── MATERIAL PROVIDED ──
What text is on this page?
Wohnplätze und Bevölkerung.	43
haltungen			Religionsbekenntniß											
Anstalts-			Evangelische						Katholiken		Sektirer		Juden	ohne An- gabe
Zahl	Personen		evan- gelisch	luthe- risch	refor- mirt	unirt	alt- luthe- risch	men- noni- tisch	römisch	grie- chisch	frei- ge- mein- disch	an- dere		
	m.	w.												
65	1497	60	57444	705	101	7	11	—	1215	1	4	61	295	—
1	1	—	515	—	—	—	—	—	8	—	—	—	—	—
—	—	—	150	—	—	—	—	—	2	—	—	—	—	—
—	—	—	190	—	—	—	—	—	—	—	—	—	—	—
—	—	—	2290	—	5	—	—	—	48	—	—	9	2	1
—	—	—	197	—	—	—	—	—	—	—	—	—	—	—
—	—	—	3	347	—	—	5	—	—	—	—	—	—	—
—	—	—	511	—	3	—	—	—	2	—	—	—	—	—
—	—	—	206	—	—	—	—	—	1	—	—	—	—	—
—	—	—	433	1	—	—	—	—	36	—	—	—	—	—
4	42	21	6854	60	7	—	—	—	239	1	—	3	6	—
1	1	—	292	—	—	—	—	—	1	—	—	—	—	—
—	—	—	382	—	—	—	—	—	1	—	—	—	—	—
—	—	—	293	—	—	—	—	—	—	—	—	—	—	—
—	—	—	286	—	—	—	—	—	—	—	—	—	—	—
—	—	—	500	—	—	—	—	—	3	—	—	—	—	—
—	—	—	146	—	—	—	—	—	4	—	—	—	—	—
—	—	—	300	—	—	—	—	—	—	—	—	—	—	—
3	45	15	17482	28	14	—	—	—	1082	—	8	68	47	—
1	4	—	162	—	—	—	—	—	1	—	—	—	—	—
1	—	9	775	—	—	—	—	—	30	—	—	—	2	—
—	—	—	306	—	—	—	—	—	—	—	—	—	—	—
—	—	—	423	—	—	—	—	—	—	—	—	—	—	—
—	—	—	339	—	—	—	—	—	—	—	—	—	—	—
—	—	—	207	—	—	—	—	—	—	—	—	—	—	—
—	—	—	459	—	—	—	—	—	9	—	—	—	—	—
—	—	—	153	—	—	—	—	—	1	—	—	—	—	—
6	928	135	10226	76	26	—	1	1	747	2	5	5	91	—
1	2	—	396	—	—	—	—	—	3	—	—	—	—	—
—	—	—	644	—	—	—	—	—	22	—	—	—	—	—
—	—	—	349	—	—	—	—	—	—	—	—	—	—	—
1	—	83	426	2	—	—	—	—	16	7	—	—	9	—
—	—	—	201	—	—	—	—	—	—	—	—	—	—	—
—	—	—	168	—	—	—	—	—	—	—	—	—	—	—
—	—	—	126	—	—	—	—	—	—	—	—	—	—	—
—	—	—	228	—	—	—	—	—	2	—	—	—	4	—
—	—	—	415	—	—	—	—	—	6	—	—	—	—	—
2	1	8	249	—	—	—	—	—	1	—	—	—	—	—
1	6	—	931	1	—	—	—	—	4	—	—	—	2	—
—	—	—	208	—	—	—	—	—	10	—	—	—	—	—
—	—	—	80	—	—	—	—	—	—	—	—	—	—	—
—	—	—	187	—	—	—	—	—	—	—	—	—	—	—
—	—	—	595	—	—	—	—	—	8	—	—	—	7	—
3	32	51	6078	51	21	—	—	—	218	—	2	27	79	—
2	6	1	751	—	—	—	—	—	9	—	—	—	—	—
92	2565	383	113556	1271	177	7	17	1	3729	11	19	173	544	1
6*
───
(TASK GOAL)
Repeat the listing exactly, from its first line to its last.

(OUTPUT BELOW)
What text is on this page?
Wohnplätze und Bevölkerung.	43
haltungen			Religionsbekenntniß											
Anstalts-			Evangelische						Katholiken		Sektirer		Juden	ohne An- gabe
Zahl	Personen		evan- gelisch	luthe- risch	refor- mirt	unirt	alt- luthe- risch	men- noni- tisch	römisch	grie- chisch	frei- ge- mein- disch	an- dere		
	m.	w.												
65	1497	60	57444	705	101	7	11	—	1215	1	4	61	295	—
1	1	—	515	—	—	—	—	—	8	—	—	—	—	—
—	—	—	150	—	—	—	—	—	2	—	—	—	—	—
—	—	—	190	—	—	—	—	—	—	—	—	—	—	—
—	—	—	2290	—	5	—	—	—	48	—	—	9	2	1
—	—	—	197	—	—	—	—	—	—	—	—	—	—	—
—	—	—	3	347	—	—	5	—	—	—	—	—	—	—
—	—	—	511	—	3	—	—	—	2	—	—	—	—	—
—	—	—	206	—	—	—	—	—	1	—	—	—	—	—
—	—	—	433	1	—	—	—	—	36	—	—	—	—	—
4	42	21	6854	60	7	—	—	—	239	1	—	3	6	—
1	1	—	292	—	—	—	—	—	1	—	—	—	—	—
—	—	—	382	—	—	—	—	—	1	—	—	—	—	—
—	—	—	293	—	—	—	—	—	—	—	—	—	—	—
—	—	—	286	—	—	—	—	—	—	—	—	—	—	—
—	—	—	500	—	—	—	—	—	3	—	—	—	—	—
—	—	—	146	—	—	—	—	—	4	—	—	—	—	—
—	—	—	300	—	—	—	—	—	—	—	—	—	—	—
3	45	15	17482	28	14	—	—	—	1082	—	8	68	47	—
1	4	—	162	—	—	—	—	—	1	—	—	—	—	—
1	—	9	775	—	—	—	—	—	30	—	—	—	2	—
—	—	—	306	—	—	—	—	—	—	—	—	—	—	—
—	—	—	423	—	—	—	—	—	—	—	—	—	—	—
—	—	—	339	—	—	—	—	—	—	—	—	—	—	—
—	—	—	207	—	—	—	—	—	—	—	—	—	—	—
—	—	—	459	—	—	—	—	—	9	—	—	—	—	—
—	—	—	153	—	—	—	—	—	1	—	—	—	—	—
6	928	135	10226	76	26	—	1	1	747	2	5	5	91	—
1	2	—	396	—	—	—	—	—	3	—	—	—	—	—
—	—	—	644	—	—	—	—	—	22	—	—	—	—	—
—	—	—	349	—	—	—	—	—	—	—	—	—	—	—
1	—	83	426	2	—	—	—	—	16	7	—	—	9	—
—	—	—	201	—	—	—	—	—	—	—	—	—	—	—
—	—	—	168	—	—	—	—	—	—	—	—	—	—	—
—	—	—	126	—	—	—	—	—	—	—	—	—	—	—
—	—	—	228	—	—	—	—	—	2	—	—	—	4	—
—	—	—	415	—	—	—	—	—	6	—	—	—	—	—
2	1	8	249	—	—	—	—	—	1	—	—	—	—	—
1	6	—	931	1	—	—	—	—	4	—	—	—	2	—
—	—	—	208	—	—	—	—	—	10	—	—	—	—	—
—	—	—	80	—	—	—	—	—	—	—	—	—	—	—
—	—	—	187	—	—	—	—	—	—	—	—	—	—	—
—	—	—	595	—	—	—	—	—	8	—	—	—	7	—
3	32	51	6078	51	21	—	—	—	218	—	2	27	79	—
2	6	1	751	—	—	—	—	—	9	—	—	—	—	—
92	2565	383	113556	1271	177	7	17	1	3729	11	19	173	544	1
6*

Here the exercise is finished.